> **Directions**
Copy each line that has the string "Thrombocytopenia" somewhere in it.

> **Source material**
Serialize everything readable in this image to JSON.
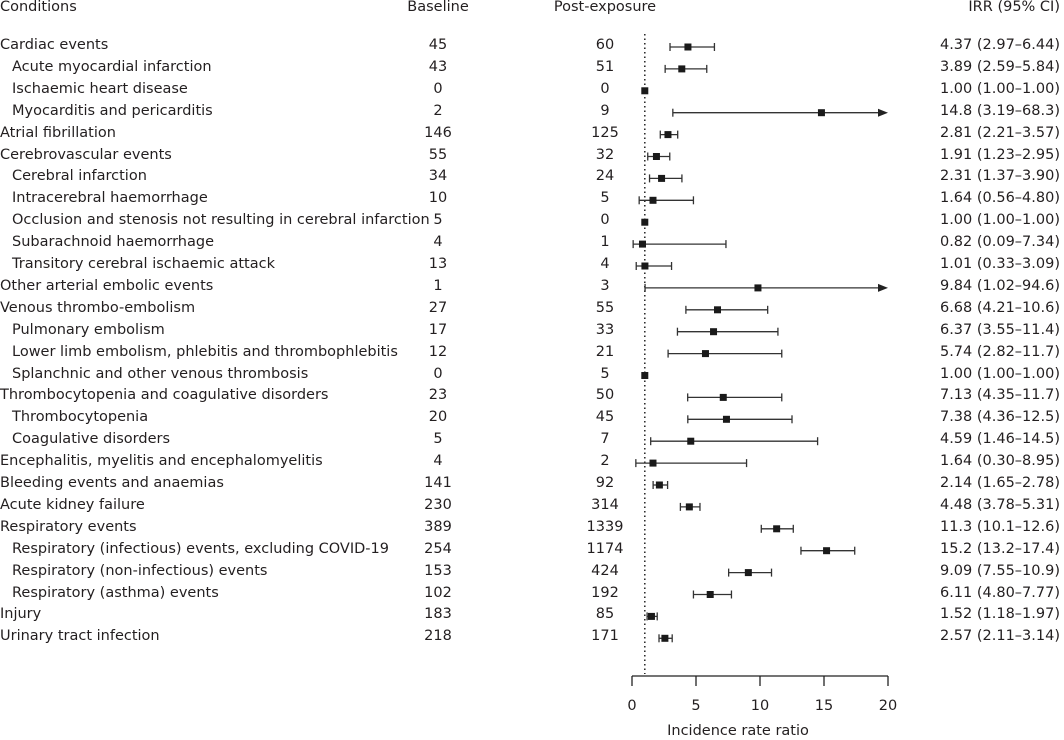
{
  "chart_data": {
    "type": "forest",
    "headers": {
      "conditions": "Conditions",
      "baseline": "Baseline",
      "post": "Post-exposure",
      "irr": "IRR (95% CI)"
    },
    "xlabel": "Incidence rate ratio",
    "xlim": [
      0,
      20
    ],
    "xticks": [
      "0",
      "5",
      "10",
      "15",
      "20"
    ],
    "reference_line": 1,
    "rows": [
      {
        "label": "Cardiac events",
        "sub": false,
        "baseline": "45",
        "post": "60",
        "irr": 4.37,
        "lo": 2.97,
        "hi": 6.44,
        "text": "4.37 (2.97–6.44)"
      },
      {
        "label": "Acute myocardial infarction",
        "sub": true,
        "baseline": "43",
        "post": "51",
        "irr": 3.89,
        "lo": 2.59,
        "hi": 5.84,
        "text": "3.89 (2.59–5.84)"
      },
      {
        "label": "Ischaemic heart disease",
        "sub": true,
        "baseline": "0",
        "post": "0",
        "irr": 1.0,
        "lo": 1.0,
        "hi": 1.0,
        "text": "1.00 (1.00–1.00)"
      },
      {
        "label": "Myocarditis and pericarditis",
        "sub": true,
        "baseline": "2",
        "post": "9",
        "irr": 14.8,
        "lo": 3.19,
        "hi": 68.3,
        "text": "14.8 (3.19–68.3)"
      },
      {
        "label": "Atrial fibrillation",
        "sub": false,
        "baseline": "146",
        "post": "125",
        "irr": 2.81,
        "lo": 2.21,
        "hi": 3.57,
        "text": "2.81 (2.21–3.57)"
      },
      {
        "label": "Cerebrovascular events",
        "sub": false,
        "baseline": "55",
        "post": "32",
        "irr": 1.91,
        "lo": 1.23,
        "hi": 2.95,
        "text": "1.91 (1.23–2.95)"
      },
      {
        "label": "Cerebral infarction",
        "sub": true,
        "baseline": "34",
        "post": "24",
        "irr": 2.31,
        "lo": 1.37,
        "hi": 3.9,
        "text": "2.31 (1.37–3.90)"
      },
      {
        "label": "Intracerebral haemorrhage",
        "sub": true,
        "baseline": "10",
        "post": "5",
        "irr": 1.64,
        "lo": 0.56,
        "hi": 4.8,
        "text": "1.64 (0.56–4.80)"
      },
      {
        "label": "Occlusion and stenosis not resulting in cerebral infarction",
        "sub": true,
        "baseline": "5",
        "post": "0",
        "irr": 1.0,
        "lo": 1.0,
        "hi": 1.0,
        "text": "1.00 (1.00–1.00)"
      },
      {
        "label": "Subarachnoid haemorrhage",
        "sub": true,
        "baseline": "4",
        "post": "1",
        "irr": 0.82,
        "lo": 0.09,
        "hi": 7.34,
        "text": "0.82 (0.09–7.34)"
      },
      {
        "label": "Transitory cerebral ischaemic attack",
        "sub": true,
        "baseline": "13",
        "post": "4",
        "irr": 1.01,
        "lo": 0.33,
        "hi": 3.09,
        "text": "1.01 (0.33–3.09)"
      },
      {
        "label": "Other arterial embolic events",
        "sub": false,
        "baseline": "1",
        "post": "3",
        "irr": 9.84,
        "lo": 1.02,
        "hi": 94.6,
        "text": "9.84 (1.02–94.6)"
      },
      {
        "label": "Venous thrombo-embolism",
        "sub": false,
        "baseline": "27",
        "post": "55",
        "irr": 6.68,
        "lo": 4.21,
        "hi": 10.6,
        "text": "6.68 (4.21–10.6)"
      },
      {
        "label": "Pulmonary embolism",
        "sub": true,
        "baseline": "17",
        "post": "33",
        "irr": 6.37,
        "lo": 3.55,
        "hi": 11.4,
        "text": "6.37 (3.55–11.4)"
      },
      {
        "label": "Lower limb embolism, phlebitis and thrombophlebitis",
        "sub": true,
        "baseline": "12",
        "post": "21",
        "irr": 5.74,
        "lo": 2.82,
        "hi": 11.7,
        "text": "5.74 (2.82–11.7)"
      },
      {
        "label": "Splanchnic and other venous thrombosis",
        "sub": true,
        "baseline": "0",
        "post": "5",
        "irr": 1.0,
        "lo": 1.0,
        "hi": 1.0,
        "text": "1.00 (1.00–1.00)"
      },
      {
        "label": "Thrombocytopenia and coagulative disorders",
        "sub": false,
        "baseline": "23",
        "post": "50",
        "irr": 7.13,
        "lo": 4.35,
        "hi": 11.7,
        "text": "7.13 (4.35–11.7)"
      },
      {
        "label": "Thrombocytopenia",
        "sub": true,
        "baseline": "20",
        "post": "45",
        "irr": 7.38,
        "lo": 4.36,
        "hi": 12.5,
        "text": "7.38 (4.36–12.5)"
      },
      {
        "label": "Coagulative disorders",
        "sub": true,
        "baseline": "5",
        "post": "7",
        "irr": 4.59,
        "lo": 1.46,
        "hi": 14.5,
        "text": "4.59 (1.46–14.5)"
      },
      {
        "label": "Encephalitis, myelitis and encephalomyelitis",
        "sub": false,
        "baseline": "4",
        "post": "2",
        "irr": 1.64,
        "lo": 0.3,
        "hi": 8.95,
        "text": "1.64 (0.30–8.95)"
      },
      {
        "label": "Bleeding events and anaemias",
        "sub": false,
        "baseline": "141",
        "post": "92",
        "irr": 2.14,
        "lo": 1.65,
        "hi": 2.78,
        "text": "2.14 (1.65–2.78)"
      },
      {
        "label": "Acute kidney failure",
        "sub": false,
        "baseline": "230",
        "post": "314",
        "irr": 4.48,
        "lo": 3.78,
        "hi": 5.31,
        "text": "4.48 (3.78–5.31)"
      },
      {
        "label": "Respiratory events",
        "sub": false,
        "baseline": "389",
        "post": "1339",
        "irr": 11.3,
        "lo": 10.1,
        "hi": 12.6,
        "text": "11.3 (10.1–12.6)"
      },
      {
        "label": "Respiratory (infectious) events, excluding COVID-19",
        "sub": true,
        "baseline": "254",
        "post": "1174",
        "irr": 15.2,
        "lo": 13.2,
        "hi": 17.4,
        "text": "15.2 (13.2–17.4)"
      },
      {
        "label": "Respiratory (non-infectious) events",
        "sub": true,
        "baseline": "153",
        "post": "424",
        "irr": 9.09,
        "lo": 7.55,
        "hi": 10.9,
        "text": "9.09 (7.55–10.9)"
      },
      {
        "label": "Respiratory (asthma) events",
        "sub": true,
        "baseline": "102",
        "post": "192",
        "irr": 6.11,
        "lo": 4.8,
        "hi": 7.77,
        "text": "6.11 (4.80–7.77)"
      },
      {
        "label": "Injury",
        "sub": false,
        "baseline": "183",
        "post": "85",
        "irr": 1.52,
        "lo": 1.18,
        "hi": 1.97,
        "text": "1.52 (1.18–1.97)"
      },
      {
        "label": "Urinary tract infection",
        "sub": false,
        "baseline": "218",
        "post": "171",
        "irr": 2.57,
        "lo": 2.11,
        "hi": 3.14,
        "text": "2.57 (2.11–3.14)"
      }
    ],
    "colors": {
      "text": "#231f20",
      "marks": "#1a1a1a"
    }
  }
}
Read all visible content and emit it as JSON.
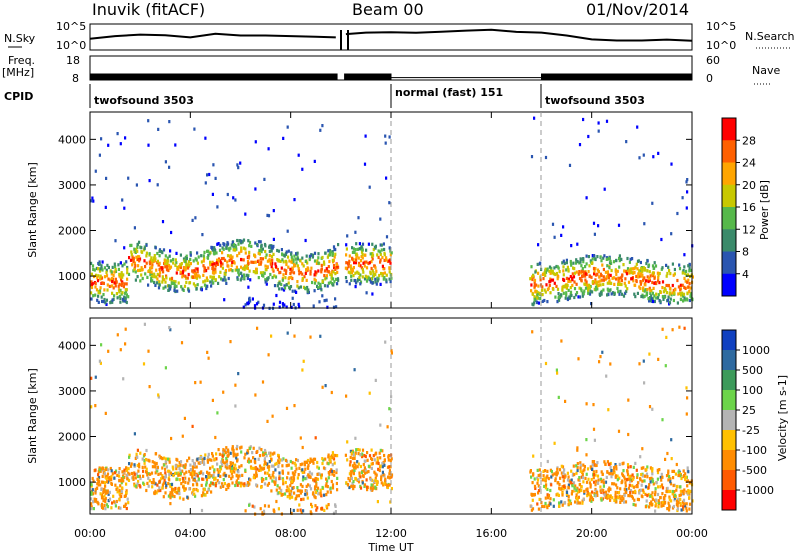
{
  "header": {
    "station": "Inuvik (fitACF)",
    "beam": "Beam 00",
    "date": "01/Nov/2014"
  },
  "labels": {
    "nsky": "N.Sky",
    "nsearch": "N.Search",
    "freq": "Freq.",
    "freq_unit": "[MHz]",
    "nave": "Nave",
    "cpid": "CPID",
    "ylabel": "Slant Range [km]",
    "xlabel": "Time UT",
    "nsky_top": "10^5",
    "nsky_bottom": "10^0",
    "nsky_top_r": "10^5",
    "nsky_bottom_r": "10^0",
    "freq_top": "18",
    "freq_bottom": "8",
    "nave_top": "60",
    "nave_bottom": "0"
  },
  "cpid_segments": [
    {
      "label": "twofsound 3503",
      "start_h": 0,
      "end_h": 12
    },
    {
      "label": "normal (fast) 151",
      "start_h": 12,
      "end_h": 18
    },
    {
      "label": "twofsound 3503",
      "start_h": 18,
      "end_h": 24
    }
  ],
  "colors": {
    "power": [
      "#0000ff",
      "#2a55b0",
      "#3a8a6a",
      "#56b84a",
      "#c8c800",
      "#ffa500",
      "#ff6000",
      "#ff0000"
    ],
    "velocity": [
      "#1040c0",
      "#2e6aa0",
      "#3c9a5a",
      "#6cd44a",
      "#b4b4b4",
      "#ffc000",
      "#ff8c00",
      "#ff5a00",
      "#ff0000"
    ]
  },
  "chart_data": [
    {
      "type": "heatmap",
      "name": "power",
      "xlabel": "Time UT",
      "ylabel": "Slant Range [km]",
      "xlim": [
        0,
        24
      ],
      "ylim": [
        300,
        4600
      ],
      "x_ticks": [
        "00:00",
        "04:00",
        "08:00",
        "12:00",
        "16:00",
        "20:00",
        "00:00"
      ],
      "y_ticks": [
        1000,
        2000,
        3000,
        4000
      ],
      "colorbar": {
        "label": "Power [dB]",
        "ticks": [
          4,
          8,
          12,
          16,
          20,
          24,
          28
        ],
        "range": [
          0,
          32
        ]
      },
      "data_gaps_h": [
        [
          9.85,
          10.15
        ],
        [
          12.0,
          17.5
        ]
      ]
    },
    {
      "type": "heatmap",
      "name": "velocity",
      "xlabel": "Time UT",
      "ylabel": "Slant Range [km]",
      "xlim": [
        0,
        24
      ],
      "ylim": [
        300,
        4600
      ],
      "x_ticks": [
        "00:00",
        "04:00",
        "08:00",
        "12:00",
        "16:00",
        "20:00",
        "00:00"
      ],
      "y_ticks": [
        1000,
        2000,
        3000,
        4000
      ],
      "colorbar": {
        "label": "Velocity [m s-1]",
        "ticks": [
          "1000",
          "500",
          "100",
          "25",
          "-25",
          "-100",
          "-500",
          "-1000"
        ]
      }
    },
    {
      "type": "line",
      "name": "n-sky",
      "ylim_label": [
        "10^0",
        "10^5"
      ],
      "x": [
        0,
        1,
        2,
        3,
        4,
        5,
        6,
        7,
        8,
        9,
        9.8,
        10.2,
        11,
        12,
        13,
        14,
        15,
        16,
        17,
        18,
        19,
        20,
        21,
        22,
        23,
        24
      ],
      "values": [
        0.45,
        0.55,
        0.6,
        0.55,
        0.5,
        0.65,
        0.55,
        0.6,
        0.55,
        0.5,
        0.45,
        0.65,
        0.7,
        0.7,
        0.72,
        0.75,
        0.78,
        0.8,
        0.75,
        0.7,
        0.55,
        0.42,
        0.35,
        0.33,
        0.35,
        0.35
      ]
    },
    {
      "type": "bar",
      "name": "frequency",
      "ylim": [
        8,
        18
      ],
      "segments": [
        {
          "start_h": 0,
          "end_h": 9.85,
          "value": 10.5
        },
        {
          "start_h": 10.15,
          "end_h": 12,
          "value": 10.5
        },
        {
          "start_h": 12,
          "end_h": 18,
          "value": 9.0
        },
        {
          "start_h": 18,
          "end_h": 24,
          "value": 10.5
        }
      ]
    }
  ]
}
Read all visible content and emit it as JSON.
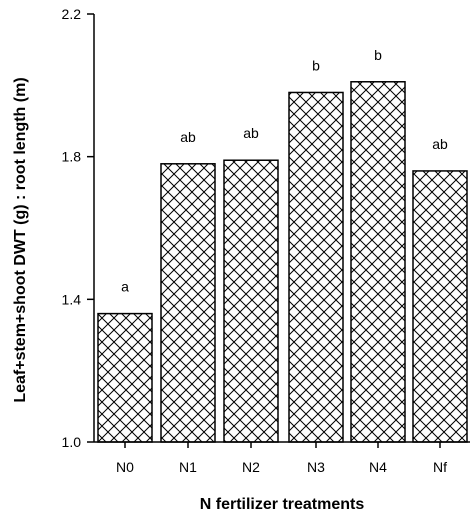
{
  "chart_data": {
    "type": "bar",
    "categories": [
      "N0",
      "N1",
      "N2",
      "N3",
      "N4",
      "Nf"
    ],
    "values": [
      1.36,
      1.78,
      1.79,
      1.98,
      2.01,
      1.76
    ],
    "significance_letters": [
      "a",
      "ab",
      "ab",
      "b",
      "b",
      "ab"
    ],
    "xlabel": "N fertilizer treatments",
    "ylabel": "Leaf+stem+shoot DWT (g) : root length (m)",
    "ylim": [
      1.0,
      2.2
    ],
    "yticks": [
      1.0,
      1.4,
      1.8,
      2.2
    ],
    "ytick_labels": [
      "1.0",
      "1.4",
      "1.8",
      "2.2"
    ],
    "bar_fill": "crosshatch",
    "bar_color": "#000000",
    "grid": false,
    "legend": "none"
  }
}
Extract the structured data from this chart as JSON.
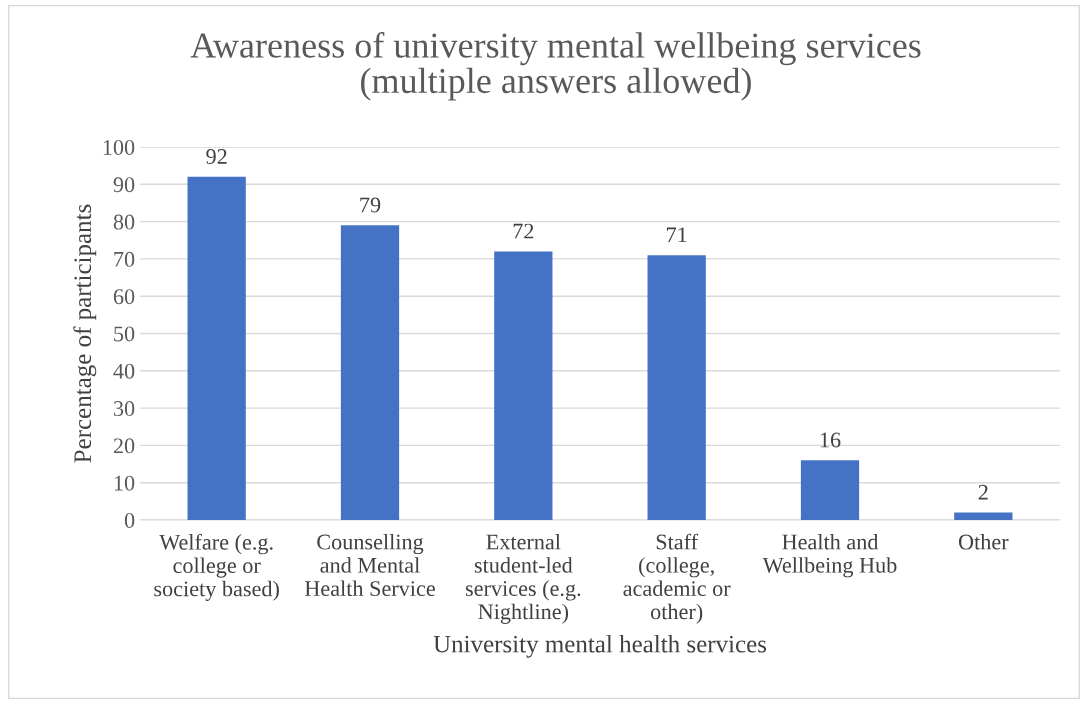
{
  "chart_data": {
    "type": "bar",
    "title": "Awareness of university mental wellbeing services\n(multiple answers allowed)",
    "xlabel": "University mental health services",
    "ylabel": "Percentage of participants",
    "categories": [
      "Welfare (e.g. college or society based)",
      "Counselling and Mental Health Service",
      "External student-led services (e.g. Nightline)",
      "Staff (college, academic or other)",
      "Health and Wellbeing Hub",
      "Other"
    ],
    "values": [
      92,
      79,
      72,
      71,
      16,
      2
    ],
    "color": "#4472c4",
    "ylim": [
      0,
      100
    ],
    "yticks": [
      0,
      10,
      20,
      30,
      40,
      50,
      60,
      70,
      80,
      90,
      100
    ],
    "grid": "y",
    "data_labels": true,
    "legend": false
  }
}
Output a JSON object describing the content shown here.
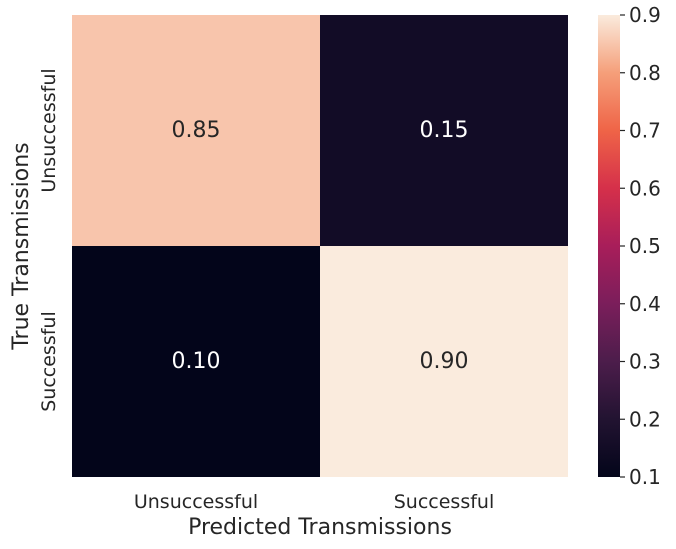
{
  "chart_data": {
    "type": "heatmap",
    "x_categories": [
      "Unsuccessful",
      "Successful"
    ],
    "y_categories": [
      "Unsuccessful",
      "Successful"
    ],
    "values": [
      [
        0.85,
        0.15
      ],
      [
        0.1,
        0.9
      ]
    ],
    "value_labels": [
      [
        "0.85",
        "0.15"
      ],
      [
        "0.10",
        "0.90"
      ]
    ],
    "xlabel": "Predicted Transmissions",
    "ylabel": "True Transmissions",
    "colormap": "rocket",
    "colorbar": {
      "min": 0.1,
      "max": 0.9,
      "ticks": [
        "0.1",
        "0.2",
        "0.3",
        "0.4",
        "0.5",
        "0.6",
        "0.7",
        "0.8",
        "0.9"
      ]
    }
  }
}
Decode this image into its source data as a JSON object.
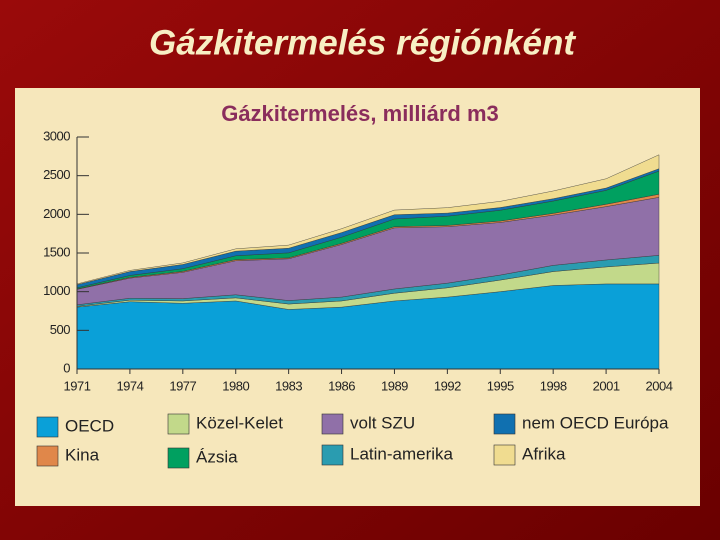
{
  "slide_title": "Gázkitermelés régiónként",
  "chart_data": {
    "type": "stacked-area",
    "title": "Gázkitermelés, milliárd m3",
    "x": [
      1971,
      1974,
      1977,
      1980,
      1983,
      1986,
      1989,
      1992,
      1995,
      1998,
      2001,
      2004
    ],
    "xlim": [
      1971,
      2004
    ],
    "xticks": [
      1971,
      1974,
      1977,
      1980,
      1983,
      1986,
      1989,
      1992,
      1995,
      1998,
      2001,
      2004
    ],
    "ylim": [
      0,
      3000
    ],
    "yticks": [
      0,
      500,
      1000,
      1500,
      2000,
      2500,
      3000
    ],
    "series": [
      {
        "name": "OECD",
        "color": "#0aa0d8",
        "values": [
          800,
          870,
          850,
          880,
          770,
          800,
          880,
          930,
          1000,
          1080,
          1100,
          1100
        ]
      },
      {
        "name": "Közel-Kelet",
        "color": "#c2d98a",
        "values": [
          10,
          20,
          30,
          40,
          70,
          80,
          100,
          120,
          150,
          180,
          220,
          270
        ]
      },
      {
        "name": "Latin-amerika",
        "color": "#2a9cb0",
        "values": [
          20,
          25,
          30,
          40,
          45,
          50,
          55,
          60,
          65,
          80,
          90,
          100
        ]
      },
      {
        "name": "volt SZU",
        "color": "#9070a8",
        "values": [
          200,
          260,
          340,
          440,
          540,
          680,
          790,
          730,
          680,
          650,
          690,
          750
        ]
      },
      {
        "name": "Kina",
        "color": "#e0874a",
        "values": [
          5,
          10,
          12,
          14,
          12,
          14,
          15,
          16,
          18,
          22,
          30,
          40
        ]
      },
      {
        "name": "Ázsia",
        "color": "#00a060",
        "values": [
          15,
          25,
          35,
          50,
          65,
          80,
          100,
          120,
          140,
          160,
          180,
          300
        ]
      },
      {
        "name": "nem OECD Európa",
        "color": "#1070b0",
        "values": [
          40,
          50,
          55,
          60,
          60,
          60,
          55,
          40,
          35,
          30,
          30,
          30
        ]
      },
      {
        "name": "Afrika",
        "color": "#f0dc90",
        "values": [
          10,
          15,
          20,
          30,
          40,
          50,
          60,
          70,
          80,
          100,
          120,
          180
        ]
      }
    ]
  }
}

> **Correct response**
        "label": "Thrombocytopenia and coagulative disorders",
        "label": "Thrombocytopenia",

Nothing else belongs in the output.